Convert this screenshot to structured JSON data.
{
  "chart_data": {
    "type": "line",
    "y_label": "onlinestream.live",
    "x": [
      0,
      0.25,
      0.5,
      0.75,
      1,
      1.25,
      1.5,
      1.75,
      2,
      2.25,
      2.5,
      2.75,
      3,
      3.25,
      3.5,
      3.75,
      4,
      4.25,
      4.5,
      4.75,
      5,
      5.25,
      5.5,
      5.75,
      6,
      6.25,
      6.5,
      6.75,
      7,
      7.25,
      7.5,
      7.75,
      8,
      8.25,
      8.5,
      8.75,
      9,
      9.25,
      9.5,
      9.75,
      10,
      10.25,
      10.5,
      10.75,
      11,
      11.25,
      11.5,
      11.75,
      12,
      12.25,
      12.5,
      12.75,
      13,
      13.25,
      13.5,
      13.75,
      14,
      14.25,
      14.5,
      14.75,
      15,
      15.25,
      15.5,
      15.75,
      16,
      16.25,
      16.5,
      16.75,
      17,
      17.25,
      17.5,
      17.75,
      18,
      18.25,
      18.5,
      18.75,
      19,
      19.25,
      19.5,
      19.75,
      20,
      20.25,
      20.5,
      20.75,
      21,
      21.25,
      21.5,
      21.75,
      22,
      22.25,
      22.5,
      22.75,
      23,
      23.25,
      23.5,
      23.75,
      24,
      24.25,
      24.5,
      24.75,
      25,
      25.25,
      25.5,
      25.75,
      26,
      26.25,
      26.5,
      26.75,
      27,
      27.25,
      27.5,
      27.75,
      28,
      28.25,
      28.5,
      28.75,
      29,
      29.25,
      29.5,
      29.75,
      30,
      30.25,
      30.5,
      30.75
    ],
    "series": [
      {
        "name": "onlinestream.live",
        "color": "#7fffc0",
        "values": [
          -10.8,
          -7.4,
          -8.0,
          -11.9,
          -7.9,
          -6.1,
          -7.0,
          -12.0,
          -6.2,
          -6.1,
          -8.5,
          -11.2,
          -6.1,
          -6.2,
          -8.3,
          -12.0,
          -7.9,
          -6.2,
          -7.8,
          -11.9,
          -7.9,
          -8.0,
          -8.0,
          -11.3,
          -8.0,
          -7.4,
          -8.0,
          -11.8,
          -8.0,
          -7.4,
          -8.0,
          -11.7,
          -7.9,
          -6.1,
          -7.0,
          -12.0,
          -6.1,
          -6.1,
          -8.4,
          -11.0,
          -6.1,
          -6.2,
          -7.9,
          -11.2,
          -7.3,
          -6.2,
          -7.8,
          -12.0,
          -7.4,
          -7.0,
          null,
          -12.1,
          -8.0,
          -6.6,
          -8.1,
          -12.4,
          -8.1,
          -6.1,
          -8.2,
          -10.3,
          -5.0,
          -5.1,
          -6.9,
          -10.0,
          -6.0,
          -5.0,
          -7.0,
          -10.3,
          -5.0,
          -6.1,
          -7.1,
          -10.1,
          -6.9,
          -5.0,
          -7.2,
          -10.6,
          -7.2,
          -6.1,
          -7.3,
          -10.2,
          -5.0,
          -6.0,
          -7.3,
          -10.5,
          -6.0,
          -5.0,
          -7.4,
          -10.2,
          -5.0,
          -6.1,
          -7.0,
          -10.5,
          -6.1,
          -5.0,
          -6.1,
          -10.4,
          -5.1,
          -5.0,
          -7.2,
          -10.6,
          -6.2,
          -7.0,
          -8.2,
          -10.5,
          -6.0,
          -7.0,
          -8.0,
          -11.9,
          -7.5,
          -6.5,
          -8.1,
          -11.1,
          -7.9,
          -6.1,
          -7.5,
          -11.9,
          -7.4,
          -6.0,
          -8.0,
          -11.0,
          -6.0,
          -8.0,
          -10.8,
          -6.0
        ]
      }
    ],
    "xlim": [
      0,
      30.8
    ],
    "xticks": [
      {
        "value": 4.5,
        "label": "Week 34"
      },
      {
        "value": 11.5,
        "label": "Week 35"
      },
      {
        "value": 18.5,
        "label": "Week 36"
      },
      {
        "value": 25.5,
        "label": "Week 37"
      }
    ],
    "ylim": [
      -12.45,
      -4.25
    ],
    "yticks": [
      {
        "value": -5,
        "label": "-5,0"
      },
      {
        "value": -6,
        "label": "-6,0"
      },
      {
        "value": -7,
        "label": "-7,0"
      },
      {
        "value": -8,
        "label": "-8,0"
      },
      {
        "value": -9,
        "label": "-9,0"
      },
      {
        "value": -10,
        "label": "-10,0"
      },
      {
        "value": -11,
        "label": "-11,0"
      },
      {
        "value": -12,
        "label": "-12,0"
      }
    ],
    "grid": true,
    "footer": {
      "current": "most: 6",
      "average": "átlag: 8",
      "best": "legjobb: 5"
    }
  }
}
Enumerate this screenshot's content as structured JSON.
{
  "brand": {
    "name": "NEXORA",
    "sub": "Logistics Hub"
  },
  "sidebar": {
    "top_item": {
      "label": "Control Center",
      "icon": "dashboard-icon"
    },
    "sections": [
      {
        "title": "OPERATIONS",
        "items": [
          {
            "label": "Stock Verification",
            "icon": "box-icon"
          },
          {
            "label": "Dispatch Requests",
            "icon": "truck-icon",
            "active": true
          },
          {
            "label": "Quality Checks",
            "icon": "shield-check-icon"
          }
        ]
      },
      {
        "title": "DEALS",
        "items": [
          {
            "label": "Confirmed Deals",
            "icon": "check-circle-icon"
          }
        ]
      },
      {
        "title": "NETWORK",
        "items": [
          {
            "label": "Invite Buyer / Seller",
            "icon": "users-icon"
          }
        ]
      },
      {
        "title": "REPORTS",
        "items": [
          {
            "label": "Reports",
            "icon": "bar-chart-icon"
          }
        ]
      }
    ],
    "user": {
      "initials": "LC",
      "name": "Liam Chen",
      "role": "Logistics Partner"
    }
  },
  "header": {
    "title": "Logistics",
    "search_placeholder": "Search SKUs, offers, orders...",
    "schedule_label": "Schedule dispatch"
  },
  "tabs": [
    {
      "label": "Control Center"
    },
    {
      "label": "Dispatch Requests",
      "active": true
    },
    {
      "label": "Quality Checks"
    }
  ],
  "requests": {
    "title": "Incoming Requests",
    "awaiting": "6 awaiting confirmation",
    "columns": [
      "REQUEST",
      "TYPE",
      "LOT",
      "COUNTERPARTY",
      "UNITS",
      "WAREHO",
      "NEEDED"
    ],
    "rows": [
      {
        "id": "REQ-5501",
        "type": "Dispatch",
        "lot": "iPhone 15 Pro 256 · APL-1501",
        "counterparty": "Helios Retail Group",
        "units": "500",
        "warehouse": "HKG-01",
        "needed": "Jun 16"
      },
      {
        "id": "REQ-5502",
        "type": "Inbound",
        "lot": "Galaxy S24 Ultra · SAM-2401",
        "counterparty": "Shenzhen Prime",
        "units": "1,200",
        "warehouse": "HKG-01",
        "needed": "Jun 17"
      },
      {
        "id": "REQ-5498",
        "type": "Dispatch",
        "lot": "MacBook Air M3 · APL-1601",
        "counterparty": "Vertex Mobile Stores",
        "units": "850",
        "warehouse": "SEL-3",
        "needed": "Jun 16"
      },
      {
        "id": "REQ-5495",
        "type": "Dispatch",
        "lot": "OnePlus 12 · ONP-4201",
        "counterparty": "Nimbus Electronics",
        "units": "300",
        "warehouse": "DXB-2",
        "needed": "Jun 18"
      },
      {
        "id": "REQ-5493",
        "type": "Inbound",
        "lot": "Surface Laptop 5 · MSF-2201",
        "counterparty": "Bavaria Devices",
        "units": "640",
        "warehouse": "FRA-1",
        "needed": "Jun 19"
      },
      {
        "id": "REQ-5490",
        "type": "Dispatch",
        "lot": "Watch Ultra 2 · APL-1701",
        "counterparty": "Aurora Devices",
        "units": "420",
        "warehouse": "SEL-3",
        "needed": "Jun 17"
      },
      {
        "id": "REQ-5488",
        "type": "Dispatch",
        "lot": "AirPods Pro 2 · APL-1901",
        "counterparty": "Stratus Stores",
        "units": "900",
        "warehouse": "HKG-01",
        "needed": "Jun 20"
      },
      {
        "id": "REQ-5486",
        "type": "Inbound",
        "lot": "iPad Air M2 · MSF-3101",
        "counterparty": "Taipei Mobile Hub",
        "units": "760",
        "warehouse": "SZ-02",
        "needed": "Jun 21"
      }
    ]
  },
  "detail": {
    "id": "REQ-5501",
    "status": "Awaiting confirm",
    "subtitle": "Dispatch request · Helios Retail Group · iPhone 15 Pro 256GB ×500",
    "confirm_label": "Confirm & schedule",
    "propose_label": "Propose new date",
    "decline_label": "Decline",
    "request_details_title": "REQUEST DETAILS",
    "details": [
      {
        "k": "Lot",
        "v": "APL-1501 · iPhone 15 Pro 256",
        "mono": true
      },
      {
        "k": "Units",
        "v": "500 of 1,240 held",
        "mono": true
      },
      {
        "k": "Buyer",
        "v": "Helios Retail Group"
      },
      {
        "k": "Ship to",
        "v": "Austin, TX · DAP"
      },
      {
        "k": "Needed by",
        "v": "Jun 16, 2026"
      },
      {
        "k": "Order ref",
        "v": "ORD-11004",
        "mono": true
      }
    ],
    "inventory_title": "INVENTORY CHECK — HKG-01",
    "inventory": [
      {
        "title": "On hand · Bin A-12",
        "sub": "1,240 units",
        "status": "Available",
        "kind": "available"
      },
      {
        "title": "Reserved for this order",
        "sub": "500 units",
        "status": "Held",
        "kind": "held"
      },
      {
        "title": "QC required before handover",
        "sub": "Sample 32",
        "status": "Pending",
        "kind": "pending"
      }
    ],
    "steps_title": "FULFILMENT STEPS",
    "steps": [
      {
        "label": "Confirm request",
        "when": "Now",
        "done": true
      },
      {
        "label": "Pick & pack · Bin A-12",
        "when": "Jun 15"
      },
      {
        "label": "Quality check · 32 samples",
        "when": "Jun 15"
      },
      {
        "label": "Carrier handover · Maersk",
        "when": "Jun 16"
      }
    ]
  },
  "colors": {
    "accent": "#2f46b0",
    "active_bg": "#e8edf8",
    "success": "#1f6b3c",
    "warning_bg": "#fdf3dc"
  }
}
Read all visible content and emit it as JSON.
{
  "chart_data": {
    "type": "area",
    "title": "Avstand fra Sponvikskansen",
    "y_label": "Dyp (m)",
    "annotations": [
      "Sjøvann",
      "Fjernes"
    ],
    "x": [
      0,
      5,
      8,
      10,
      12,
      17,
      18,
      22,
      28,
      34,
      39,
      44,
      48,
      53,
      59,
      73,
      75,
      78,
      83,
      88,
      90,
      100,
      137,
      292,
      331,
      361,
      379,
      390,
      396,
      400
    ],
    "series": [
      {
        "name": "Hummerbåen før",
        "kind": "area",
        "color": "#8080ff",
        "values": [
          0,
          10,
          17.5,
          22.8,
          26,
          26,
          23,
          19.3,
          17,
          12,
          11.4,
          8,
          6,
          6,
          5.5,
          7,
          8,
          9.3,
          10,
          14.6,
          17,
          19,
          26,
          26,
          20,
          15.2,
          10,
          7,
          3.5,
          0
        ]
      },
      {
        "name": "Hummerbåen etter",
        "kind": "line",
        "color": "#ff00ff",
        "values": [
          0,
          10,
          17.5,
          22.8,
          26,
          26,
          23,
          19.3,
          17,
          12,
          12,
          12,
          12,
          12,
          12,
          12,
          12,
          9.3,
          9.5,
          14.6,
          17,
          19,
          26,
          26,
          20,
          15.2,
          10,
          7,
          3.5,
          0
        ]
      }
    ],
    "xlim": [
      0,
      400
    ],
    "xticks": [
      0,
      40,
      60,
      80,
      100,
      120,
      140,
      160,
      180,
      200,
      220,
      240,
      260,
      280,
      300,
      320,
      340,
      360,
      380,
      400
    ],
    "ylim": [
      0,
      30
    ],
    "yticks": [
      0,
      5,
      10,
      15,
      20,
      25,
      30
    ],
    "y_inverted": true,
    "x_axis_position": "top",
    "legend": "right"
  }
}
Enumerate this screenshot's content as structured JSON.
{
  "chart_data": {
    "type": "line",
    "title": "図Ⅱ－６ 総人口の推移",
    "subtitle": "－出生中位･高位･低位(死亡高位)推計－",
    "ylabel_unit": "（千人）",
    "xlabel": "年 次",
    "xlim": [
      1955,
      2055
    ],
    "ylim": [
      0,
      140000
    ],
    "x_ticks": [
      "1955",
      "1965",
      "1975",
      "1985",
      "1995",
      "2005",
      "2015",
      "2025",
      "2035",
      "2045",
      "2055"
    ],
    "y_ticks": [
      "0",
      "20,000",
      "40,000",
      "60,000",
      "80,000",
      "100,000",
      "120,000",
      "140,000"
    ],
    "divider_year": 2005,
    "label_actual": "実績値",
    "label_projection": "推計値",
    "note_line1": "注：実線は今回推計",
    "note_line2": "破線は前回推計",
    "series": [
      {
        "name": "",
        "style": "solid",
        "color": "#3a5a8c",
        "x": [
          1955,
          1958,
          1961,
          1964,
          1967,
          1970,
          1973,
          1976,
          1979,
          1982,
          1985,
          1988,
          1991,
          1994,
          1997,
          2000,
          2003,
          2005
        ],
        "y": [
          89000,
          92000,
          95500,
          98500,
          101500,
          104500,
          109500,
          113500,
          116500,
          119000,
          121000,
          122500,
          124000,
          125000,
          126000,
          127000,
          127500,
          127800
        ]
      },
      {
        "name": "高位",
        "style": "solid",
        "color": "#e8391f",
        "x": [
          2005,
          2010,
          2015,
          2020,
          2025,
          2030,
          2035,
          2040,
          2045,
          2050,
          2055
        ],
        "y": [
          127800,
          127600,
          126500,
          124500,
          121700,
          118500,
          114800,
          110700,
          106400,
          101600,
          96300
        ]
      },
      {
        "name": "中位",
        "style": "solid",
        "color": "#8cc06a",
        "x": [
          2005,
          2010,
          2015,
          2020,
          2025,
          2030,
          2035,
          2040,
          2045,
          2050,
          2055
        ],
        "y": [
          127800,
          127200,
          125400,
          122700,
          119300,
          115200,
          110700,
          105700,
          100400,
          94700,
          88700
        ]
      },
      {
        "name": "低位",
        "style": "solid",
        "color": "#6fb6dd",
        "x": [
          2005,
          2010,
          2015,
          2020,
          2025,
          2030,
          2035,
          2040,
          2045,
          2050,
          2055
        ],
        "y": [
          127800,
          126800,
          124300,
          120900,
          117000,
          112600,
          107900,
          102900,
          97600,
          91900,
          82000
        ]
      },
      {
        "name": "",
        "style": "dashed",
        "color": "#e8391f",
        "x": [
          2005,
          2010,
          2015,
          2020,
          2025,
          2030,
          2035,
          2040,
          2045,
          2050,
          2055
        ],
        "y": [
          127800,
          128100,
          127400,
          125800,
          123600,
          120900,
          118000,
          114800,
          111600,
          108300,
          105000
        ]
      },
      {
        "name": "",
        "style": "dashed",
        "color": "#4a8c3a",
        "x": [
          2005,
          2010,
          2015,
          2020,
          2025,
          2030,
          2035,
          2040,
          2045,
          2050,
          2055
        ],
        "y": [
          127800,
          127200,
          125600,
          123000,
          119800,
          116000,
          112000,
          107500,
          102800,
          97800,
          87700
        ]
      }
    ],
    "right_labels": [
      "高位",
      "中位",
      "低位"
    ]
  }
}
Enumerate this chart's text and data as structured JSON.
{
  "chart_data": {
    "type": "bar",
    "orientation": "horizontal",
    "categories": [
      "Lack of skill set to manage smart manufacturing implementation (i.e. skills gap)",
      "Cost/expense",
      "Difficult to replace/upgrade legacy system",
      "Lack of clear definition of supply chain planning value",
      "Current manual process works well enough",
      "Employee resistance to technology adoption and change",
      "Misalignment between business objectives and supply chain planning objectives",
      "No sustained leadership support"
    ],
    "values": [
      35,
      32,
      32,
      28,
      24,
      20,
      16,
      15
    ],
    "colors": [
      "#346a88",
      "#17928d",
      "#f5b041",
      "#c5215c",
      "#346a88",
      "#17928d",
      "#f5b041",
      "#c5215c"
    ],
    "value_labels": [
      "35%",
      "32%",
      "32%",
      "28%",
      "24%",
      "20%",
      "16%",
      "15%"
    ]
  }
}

● ● ● ●

TASK TO COMPLETE:
Using the entries above, return each line in which the word "this" occurs.

CORRECT RESPONSE:
Convert this screenshot to structured JSON data.
Enumerate this screenshot's content as structured JSON.
        "title": "Reserved for this order",
Enumerate this screenshot's content as structured JSON.
Enumerate this chart's text and data as structured JSON.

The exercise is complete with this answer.